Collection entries
┌──
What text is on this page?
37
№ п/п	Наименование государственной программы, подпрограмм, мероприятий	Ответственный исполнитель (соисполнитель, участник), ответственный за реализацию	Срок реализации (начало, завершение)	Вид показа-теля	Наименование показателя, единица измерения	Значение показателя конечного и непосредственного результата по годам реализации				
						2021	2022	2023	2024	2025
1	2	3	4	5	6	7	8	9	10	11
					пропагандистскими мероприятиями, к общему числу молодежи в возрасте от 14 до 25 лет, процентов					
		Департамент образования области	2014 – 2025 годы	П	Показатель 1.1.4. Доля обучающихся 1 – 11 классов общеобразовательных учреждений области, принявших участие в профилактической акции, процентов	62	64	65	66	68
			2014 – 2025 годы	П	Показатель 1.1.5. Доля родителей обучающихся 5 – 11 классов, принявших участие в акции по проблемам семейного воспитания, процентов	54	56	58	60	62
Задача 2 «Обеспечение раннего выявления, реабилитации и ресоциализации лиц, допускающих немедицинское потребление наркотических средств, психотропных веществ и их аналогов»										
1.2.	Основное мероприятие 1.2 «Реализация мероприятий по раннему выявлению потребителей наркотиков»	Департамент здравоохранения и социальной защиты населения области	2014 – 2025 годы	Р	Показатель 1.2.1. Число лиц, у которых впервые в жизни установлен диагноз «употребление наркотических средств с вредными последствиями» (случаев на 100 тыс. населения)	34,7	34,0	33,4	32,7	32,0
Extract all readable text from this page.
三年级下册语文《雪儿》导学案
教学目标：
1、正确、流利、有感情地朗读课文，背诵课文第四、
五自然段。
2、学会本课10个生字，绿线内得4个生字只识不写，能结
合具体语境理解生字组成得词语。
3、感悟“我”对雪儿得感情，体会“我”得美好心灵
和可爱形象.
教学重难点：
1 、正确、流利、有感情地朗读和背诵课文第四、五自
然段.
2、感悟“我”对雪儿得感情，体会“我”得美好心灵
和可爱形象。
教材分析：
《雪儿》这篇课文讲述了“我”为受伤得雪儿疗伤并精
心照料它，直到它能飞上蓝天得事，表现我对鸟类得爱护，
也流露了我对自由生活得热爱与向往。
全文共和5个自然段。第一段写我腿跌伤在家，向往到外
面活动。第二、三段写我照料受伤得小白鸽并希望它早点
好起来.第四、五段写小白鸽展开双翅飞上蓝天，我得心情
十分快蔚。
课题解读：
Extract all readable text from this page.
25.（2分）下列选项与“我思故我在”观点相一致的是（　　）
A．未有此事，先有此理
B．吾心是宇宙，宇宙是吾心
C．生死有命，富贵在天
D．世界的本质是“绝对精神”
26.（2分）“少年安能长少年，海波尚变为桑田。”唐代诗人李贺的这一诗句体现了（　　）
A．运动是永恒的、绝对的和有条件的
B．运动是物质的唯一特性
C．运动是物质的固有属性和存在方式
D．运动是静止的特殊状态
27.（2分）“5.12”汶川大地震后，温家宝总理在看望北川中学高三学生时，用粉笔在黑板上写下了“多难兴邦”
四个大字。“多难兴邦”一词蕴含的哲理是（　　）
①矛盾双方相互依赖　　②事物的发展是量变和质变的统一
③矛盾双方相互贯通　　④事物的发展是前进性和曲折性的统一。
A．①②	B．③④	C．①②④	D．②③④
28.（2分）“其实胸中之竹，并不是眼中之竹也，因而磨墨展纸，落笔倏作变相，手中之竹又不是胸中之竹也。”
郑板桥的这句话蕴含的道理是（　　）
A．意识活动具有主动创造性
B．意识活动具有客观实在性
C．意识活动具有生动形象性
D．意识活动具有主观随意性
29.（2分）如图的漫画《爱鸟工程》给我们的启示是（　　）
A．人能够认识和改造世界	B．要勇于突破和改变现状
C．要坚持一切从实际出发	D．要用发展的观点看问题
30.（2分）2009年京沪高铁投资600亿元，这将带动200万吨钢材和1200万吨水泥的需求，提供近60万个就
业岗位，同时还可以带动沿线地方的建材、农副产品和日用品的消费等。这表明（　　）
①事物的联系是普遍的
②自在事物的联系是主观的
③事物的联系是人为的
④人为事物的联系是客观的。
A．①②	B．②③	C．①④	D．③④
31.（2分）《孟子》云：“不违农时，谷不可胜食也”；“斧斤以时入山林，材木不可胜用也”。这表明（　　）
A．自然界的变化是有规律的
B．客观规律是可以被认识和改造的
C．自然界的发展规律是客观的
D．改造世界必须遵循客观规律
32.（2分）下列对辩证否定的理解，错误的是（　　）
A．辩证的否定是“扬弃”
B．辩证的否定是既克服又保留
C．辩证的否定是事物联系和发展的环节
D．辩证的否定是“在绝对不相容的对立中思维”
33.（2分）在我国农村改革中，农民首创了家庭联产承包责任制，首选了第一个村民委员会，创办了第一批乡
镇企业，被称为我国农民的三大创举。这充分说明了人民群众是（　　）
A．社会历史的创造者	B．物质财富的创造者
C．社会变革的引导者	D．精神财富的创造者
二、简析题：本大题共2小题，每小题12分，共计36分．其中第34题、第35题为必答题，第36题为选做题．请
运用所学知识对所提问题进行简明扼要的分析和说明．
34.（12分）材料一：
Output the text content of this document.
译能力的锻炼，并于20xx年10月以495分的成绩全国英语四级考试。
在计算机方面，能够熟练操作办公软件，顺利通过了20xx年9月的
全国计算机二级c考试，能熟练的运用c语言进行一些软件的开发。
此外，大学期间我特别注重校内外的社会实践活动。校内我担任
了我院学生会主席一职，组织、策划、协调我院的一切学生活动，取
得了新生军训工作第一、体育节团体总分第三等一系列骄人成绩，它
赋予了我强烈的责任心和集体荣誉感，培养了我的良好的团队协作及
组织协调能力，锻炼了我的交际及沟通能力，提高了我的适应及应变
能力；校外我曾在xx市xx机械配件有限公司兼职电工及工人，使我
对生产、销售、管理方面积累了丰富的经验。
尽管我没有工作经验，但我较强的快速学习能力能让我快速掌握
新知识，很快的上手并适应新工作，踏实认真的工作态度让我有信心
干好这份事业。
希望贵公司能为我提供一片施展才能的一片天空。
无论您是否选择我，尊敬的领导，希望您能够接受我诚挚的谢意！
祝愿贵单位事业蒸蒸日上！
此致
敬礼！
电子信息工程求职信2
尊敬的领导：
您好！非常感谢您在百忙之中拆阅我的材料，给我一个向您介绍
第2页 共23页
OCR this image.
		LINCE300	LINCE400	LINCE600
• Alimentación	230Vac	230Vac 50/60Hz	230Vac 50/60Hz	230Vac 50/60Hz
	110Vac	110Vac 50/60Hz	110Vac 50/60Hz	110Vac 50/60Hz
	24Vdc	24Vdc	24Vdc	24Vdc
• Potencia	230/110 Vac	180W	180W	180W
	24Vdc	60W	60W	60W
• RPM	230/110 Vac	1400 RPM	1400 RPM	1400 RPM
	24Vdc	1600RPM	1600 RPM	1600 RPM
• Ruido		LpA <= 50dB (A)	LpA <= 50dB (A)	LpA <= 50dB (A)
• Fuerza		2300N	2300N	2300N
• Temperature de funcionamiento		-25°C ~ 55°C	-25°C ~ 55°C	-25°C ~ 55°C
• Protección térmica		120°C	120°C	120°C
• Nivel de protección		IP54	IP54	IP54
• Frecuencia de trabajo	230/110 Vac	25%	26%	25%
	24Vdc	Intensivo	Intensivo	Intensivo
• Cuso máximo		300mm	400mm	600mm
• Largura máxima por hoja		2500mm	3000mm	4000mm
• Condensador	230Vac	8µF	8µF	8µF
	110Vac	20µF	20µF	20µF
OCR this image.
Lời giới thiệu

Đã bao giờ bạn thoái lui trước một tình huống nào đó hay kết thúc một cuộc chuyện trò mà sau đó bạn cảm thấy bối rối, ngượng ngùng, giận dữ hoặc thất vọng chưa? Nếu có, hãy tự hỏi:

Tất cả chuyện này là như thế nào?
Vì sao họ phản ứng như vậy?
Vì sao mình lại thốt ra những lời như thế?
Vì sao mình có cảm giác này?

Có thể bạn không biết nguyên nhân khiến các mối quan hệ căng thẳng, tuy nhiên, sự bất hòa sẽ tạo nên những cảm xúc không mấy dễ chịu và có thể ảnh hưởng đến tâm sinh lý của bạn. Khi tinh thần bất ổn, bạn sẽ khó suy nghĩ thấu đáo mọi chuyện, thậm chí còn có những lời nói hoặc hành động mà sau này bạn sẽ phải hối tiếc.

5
└──
How many of the lines in the listing above hold the word "процентов"? Report only that figure.

TASK OUTPUT: 3